» YOUR INSTRUCTIONS
List each line of the data that holds the string "idus", please.

» SOURCE RECORDS
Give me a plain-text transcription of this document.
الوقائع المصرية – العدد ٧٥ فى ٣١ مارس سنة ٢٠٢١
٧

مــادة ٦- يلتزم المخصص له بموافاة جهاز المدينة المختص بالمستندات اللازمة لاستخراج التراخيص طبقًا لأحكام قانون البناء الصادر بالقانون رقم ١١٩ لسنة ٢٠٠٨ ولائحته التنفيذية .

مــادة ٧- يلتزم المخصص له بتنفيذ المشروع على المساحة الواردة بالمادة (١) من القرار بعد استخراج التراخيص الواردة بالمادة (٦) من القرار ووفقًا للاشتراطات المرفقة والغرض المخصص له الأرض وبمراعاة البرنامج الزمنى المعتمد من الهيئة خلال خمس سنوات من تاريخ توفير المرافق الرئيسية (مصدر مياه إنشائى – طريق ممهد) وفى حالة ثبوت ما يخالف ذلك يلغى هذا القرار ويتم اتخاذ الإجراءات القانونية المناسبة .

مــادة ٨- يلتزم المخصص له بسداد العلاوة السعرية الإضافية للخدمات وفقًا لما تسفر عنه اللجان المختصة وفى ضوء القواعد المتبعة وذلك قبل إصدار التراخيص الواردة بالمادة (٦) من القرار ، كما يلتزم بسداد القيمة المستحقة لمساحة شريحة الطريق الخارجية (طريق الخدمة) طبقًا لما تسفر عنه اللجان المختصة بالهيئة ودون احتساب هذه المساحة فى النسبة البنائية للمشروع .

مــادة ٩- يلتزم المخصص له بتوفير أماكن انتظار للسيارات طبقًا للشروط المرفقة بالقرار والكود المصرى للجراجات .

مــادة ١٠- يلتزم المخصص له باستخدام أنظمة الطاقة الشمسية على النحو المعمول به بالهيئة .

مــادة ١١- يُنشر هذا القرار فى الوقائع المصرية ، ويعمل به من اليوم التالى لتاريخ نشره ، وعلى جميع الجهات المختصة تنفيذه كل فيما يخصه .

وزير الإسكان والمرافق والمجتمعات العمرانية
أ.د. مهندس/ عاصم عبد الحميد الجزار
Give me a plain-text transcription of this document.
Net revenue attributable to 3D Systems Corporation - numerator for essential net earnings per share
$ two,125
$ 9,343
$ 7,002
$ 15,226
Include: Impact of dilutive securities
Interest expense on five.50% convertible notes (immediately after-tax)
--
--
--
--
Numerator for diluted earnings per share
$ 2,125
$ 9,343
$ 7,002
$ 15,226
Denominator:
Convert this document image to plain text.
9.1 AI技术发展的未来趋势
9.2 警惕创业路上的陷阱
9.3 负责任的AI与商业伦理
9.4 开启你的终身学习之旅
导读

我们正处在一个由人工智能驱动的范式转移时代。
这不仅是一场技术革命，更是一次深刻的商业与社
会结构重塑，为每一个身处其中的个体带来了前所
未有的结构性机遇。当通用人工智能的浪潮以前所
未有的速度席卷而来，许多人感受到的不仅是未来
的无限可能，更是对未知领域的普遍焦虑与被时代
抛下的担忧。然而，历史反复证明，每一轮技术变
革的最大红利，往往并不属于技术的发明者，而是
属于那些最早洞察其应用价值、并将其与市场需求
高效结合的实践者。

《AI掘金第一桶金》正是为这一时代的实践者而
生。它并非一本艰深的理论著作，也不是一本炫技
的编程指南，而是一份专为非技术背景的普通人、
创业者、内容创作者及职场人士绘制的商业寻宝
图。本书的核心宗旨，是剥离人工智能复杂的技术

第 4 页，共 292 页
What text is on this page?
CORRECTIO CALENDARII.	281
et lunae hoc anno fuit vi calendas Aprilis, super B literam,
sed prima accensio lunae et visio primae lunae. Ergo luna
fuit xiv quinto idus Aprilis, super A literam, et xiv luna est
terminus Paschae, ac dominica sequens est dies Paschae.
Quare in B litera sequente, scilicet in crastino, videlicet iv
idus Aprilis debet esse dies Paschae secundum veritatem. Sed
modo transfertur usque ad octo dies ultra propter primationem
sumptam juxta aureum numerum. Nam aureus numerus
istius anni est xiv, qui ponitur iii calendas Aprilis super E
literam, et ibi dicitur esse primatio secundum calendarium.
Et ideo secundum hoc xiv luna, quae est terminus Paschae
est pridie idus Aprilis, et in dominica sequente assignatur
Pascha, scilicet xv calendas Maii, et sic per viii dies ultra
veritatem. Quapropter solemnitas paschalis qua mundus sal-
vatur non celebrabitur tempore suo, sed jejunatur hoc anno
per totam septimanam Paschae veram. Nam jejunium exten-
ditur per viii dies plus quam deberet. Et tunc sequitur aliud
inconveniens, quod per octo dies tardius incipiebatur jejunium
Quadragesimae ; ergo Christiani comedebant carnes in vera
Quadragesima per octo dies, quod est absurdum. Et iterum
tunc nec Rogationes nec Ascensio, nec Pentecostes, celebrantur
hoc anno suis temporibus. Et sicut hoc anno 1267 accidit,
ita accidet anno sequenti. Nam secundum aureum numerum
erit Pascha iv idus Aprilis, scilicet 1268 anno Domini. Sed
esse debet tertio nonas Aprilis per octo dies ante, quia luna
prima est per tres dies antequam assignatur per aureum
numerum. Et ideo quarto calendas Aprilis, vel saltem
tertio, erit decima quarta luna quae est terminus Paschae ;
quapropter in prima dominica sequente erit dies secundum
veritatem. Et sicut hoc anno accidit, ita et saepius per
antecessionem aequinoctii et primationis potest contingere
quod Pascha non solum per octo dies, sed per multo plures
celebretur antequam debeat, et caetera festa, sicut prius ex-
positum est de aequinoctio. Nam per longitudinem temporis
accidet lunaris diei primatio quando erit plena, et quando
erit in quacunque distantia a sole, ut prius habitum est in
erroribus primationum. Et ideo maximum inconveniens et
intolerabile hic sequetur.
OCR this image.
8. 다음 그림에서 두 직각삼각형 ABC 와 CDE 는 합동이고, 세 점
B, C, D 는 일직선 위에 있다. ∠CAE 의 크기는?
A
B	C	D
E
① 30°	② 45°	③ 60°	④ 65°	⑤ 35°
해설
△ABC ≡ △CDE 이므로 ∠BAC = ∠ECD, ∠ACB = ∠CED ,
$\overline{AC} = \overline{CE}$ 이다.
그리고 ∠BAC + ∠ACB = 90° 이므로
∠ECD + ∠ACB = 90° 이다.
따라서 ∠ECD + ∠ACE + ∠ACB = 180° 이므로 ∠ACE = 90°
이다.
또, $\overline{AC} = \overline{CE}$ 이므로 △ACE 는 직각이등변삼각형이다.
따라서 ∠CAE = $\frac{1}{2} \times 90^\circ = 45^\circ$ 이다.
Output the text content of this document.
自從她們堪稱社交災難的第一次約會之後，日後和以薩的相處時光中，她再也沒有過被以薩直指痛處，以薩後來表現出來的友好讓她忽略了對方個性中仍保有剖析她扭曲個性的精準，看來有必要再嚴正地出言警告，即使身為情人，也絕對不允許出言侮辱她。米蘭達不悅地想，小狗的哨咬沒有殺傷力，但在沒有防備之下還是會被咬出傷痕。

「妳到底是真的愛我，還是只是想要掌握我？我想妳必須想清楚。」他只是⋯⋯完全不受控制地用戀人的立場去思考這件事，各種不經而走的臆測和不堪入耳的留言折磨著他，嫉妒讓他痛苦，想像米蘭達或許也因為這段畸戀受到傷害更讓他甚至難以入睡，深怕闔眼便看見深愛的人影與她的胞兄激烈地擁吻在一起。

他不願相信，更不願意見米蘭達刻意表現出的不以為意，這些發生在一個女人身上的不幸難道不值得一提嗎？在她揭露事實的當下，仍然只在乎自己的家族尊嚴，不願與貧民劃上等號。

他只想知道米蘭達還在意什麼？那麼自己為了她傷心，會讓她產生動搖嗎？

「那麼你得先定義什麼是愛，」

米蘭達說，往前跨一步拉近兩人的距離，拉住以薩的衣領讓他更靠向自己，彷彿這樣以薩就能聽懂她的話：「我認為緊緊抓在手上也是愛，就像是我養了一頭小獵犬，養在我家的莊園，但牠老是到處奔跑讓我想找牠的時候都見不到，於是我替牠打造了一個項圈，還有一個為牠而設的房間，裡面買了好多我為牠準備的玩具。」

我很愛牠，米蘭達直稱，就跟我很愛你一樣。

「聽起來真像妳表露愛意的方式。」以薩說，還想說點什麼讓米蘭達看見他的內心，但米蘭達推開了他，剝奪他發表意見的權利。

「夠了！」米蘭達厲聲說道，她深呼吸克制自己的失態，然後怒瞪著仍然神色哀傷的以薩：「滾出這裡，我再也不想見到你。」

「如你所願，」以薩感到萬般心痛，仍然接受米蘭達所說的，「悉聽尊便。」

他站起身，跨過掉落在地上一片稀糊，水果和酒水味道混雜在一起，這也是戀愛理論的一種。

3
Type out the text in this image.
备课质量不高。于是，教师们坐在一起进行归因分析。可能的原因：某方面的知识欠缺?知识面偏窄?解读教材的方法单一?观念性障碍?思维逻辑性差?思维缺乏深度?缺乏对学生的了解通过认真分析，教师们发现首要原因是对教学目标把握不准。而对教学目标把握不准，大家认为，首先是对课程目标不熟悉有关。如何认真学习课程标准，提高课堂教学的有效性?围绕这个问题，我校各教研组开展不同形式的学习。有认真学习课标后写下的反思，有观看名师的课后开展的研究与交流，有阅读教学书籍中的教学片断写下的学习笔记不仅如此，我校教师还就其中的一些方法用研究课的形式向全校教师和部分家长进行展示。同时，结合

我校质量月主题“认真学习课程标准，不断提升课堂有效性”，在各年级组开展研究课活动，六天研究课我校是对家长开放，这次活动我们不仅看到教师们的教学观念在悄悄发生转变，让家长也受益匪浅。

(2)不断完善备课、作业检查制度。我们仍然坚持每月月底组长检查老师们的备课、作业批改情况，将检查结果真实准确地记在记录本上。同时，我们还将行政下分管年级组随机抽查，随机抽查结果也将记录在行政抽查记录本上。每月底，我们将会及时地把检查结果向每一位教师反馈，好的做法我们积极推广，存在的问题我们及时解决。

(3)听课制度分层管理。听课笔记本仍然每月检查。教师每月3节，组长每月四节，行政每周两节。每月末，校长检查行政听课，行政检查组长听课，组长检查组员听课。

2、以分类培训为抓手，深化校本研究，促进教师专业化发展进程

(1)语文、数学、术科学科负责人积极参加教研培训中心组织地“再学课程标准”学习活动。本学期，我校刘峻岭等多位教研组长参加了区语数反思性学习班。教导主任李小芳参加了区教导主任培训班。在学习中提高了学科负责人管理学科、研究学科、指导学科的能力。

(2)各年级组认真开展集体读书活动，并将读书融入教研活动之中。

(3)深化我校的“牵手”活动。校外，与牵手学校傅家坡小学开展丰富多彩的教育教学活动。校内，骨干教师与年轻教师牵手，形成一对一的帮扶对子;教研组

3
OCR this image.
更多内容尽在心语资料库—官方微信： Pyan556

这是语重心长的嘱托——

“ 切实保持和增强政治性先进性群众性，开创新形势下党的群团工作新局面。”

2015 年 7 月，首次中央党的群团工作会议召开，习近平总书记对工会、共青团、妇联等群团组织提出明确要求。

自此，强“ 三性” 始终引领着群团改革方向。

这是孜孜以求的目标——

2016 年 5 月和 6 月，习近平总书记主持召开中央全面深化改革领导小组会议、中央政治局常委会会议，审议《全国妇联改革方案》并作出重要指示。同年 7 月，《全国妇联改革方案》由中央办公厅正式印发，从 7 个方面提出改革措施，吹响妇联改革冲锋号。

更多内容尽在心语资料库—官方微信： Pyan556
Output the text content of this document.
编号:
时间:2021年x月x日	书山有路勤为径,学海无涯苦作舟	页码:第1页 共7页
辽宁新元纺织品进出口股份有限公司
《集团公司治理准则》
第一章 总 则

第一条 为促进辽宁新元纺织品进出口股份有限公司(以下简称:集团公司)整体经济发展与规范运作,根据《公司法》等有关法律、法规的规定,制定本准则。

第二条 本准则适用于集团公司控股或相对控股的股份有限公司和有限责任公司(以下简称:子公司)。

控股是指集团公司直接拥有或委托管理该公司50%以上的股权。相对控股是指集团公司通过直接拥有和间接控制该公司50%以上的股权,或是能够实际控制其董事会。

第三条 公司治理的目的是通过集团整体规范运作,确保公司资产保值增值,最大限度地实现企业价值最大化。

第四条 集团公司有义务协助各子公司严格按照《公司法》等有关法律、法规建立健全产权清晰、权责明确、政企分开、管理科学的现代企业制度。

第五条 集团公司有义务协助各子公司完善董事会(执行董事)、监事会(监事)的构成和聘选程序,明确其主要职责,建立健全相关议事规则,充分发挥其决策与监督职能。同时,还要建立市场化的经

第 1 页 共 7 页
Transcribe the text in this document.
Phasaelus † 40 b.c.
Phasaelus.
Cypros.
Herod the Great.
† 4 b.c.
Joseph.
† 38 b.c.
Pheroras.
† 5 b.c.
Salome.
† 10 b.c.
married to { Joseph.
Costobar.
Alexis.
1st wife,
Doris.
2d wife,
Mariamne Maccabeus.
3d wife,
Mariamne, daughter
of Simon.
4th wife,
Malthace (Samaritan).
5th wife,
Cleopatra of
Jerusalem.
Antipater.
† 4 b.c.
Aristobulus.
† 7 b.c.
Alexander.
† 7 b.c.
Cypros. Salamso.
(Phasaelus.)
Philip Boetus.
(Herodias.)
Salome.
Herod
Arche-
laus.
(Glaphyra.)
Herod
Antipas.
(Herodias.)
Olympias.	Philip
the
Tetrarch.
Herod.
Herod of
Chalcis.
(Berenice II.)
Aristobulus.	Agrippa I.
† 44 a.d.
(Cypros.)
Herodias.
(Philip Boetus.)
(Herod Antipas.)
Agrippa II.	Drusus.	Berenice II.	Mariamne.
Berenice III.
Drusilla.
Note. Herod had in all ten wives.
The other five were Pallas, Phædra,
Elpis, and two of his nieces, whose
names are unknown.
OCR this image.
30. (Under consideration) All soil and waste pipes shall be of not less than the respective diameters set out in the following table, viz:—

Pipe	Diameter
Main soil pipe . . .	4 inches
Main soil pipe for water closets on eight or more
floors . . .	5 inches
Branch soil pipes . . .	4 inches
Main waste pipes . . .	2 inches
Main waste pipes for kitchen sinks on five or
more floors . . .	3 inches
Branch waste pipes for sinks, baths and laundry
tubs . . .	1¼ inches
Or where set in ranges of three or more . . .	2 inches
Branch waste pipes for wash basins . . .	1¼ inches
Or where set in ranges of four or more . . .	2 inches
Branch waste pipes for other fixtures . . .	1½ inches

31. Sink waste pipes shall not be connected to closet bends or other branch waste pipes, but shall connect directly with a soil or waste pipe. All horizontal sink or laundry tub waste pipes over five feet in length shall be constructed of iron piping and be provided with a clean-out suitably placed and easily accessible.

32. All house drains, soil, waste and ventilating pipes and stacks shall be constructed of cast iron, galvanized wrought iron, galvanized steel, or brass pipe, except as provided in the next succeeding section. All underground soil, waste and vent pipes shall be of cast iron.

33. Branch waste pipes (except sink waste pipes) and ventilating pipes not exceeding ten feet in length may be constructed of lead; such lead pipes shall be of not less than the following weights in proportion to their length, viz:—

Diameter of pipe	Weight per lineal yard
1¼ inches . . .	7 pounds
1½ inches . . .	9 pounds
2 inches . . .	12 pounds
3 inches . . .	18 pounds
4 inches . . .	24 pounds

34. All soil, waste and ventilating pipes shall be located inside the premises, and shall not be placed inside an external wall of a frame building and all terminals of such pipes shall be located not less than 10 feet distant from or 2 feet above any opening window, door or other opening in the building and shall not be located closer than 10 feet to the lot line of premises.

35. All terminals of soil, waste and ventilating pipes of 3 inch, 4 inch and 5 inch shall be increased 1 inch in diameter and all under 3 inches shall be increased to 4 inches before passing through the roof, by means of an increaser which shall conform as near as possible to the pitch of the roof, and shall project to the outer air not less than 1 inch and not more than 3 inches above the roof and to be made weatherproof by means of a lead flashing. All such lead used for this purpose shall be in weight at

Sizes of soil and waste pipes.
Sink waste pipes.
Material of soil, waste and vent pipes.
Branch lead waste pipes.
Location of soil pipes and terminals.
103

» TASK SOLUTION
fuit xiv quinto idus Aprilis, super A literam, et xiv luna est
idus Aprilis debet esse dies Paschae secundum veritatem. Sed
est pridie idus Aprilis, et in dominica sequente assignatur
erit Pascha iv idus Aprilis, scilicet 1268 anno Domini. Sed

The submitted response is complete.